Stated problem: Extract the records below word for word and ignore the images.

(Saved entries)
::::

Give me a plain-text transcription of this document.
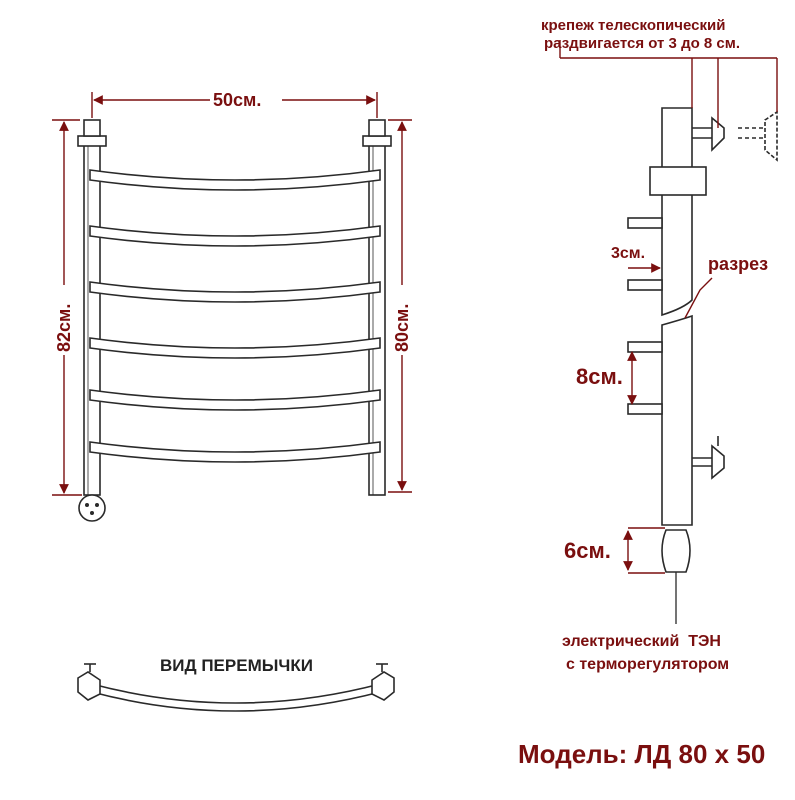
50см.
82см.	80см.
крепеж телескопический
раздвигается от 3 до 8 см.
3см.
разрез
8см.
6см.
электрический  ТЭН
с терморегулятором
ВИД ПЕРЕМЫЧКИ
Модель: ЛД 80 х 50
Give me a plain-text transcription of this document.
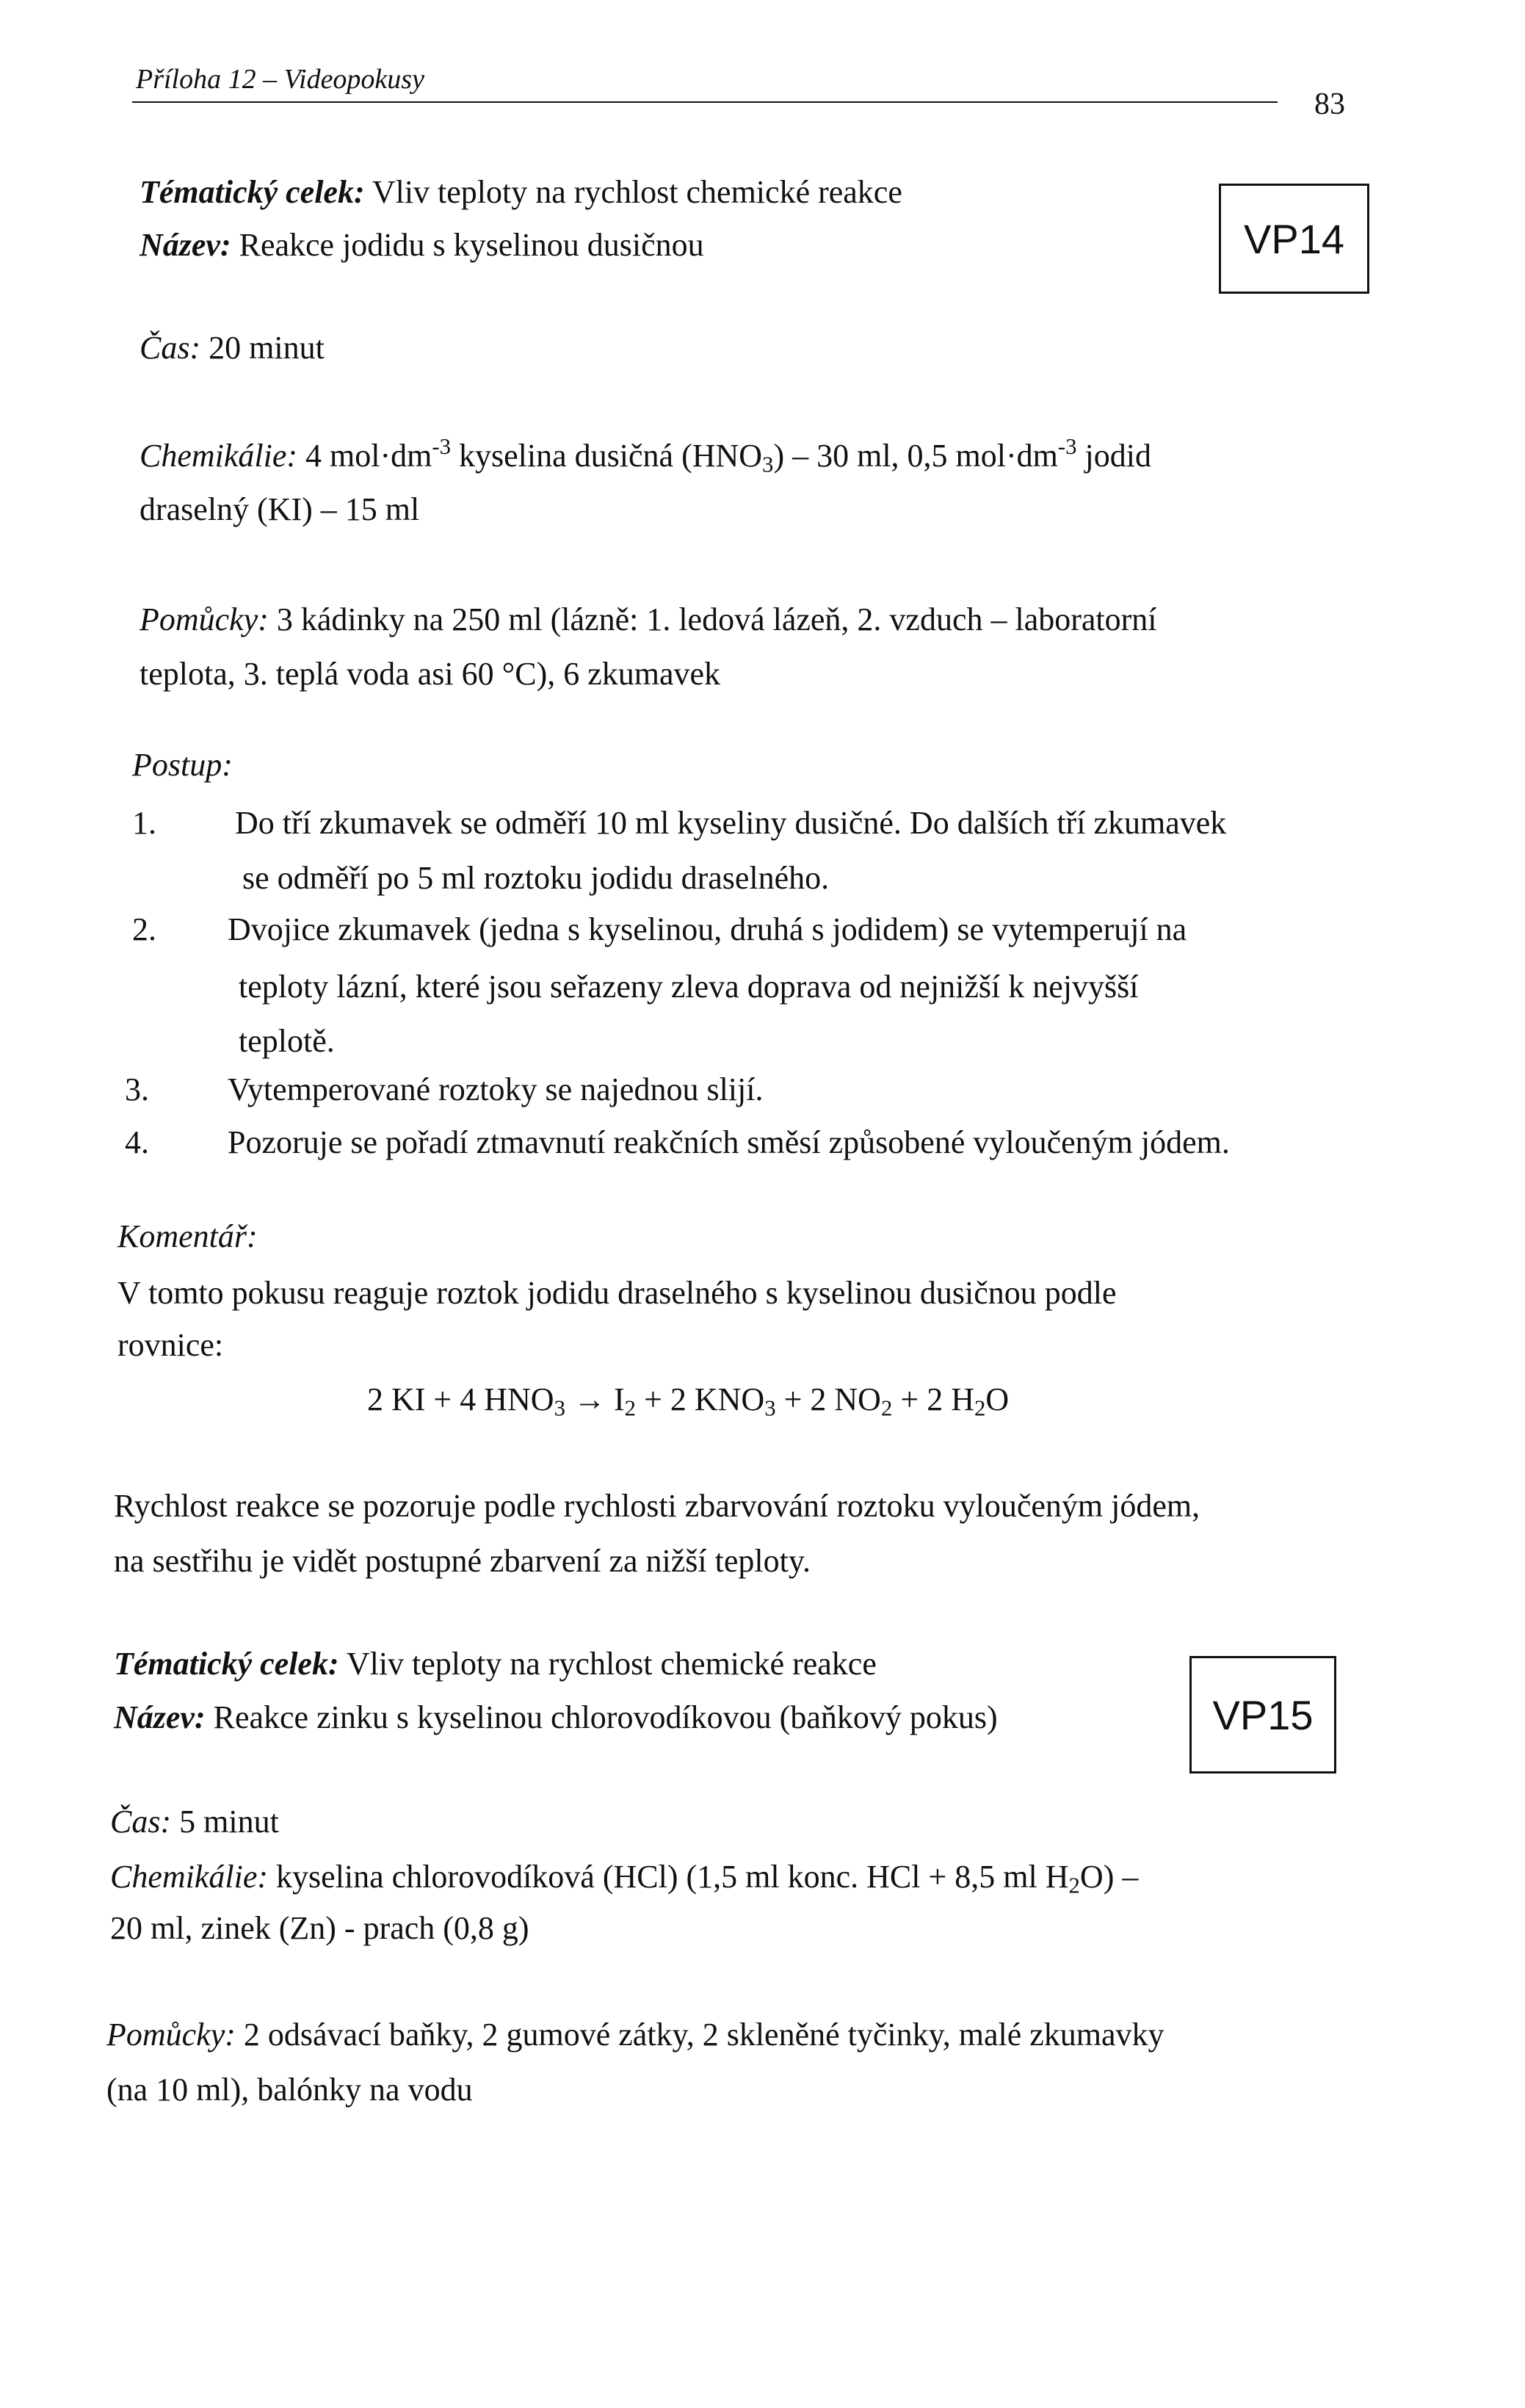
Příloha 12 – Videopokusy
83
VP14
Tématický celek: Vliv teploty na rychlost chemické reakce
Název: Reakce jodidu s kyselinou dusičnou
Čas: 20 minut
Chemikálie: 4 $mol\cdot dm^{-3}$ kyselina dusičná $(HNO_3) - 30$ ml, 0,5 $mol\cdot dm^{-3}$ jodid
draselný (KI) – 15 ml
Pomůcky: 3 kádinky na 250 ml (lázně: 1. ledová lázeň, 2. vzduch – laboratorní
teplota, 3. teplá voda asi 60 °C), 6 zkumavek
Postup:
1. Do tří zkumavek se odměří 10 ml kyseliny dusičné. Do dalších tří zkumavek
se odměří po 5 ml roztoku jodidu draselného.
2. Dvojice zkumavek (jedna s kyselinou, druhá s jodidem) se vytemperují na
teploty lázní, které jsou seřazeny zleva doprava od nejnižší k nejvyšší
teplotě.
3. Vytemperované roztoky se najednou slijí.
4. Pozoruje se pořadí ztmavnutí reakčních směsí způsobené vyloučeným jódem.
Komentář:
V tomto pokusu reaguje roztok jodidu draselného s kyselinou dusičnou podle
rovnice:
2 KI + 4 $HNO_3 \to I_2 + 2$ $KNO_3 + 2$ $NO_2 + 2$ $H_2O$
Rychlost reakce se pozoruje podle rychlosti zbarvování roztoku vyloučeným jódem,
na sestřihu je vidět postupné zbarvení za nižší teploty.
VP15
Tématický celek: Vliv teploty na rychlost chemické reakce
Název: Reakce zinku s kyselinou chlorovodíkovou (baňkový pokus)
Čas: 5 minut
Chemikálie: kyselina chlorovodíková (HCl) (1,5 ml konc. HCl + 8,5 ml $H_2O$) –
20 ml, zinek (Zn) - prach (0,8 g)
Pomůcky: 2 odsávací baňky, 2 gumové zátky, 2 skleněné tyčinky, malé zkumavky
(na 10 ml), balónky na vodu
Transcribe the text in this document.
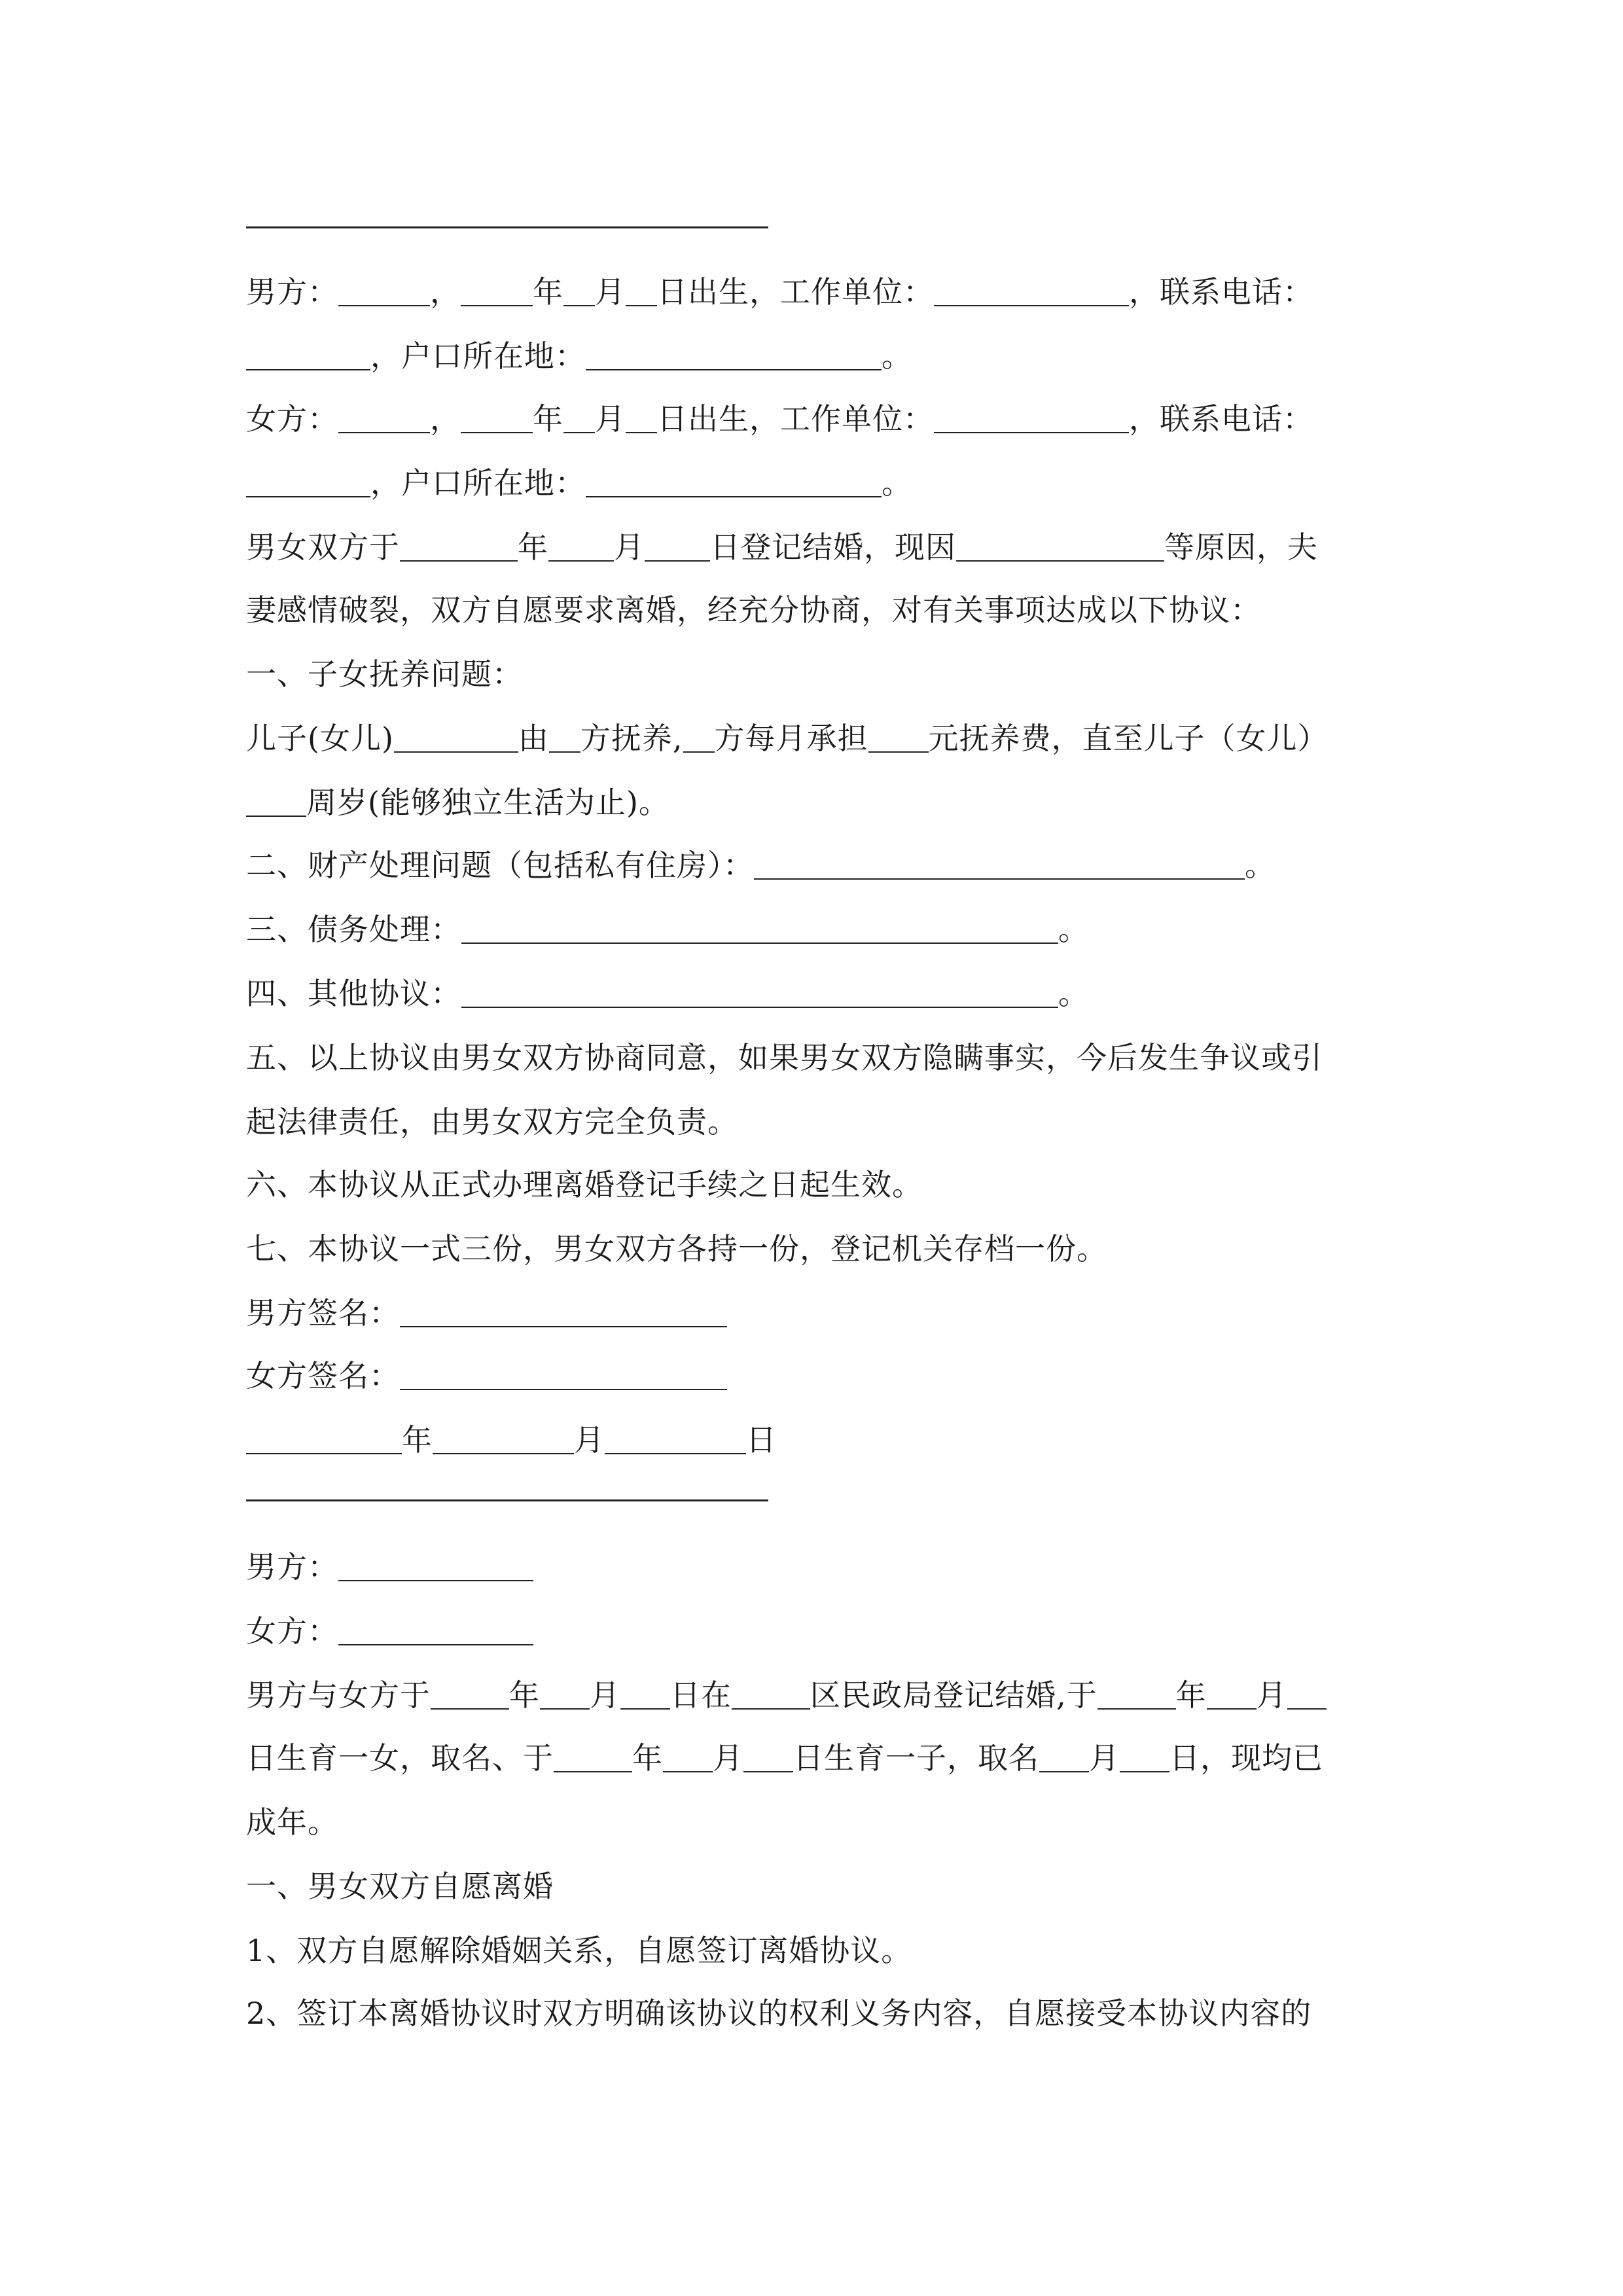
男方：	， 年 月 日出生，工作单位：	，联系电话：
，户口所在地：	。
女方：	， 年 月 日出生，工作单位：	，联系电话：
，户口所在地：	。
男女双方于	年 月 日登记结婚，现因	等原因，夫
妻感情破裂，双方自愿要求离婚，经充分协商，对有关事项达成以下协议：
一、子女抚养问题：
儿子(女儿)	由 方抚养, 方每月承担 元抚养费，直至儿子（女儿）
周岁(能够独立生活为止)。
二、财产处理问题（包括私有住房）：	。
三、债务处理：	。
四、其他协议：	。
五、以上协议由男女双方协商同意，如果男女双方隐瞒事实，今后发生争议或引
起法律责任，由男女双方完全负责。
六、本协议从正式办理离婚登记手续之日起生效。
七、本协议一式三份，男女双方各持一份，登记机关存档一份。
男方签名：
女方签名：
年	月	日
男方：
女方：
男方与女方于	年 月 日在	区民政局登记结婚,于	年 月
日生育一女，取名、于	年 月 日生育一子，取名 月 日，现均已
成年。
一、男女双方自愿离婚
1、双方自愿解除婚姻关系，自愿签订离婚协议。
2、签订本离婚协议时双方明确该协议的权利义务内容，自愿接受本协议内容的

::::

Reply:
Give me a plain-text transcription of this document.
50см.
82см.	80см.
крепеж телескопический
раздвигается от 3 до 8 см.
3см.
разрез
8см.
6см.
электрический  ТЭН
с терморегулятором
ВИД ПЕРЕМЫЧКИ
Модель: ЛД 80 х 50
Give me a plain-text transcription of this document.
Příloha 12 – Videopokusy
83
VP14
Tématický celek: Vliv teploty na rychlost chemické reakce
Název: Reakce jodidu s kyselinou dusičnou
Čas: 20 minut
Chemikálie: 4 $mol\cdot dm^{-3}$ kyselina dusičná $(HNO_3) - 30$ ml, 0,5 $mol\cdot dm^{-3}$ jodid
draselný (KI) – 15 ml
Pomůcky: 3 kádinky na 250 ml (lázně: 1. ledová lázeň, 2. vzduch – laboratorní
teplota, 3. teplá voda asi 60 °C), 6 zkumavek
Postup:
1. Do tří zkumavek se odměří 10 ml kyseliny dusičné. Do dalších tří zkumavek
se odměří po 5 ml roztoku jodidu draselného.
2. Dvojice zkumavek (jedna s kyselinou, druhá s jodidem) se vytemperují na
teploty lázní, které jsou seřazeny zleva doprava od nejnižší k nejvyšší
teplotě.
3. Vytemperované roztoky se najednou slijí.
4. Pozoruje se pořadí ztmavnutí reakčních směsí způsobené vyloučeným jódem.
Komentář:
V tomto pokusu reaguje roztok jodidu draselného s kyselinou dusičnou podle
rovnice:
2 KI + 4 $HNO_3 \to I_2 + 2$ $KNO_3 + 2$ $NO_2 + 2$ $H_2O$
Rychlost reakce se pozoruje podle rychlosti zbarvování roztoku vyloučeným jódem,
na sestřihu je vidět postupné zbarvení za nižší teploty.
VP15
Tématický celek: Vliv teploty na rychlost chemické reakce
Název: Reakce zinku s kyselinou chlorovodíkovou (baňkový pokus)
Čas: 5 minut
Chemikálie: kyselina chlorovodíková (HCl) (1,5 ml konc. HCl + 8,5 ml $H_2O$) –
20 ml, zinek (Zn) - prach (0,8 g)
Pomůcky: 2 odsávací baňky, 2 gumové zátky, 2 skleněné tyčinky, malé zkumavky
(na 10 ml), balónky na vodu
Transcribe the text in this document.
男方：	， 年 月 日出生，工作单位：	，联系电话：
，户口所在地：	。
女方：	， 年 月 日出生，工作单位：	，联系电话：
，户口所在地：	。
男女双方于	年 月 日登记结婚，现因	等原因，夫
妻感情破裂，双方自愿要求离婚，经充分协商，对有关事项达成以下协议：
一、子女抚养问题：
儿子(女儿)	由 方抚养, 方每月承担 元抚养费，直至儿子（女儿）
周岁(能够独立生活为止)。
二、财产处理问题（包括私有住房）：	。
三、债务处理：	。
四、其他协议：	。
五、以上协议由男女双方协商同意，如果男女双方隐瞒事实，今后发生争议或引
起法律责任，由男女双方完全负责。
六、本协议从正式办理离婚登记手续之日起生效。
七、本协议一式三份，男女双方各持一份，登记机关存档一份。
男方签名：
女方签名：
年	月	日
男方：
女方：
男方与女方于	年 月 日在	区民政局登记结婚,于	年 月
日生育一女，取名、于	年 月 日生育一子，取名 月 日，现均已
成年。
一、男女双方自愿离婚
1、双方自愿解除婚姻关系，自愿签订离婚协议。
2、签订本离婚协议时双方明确该协议的权利义务内容，自愿接受本协议内容的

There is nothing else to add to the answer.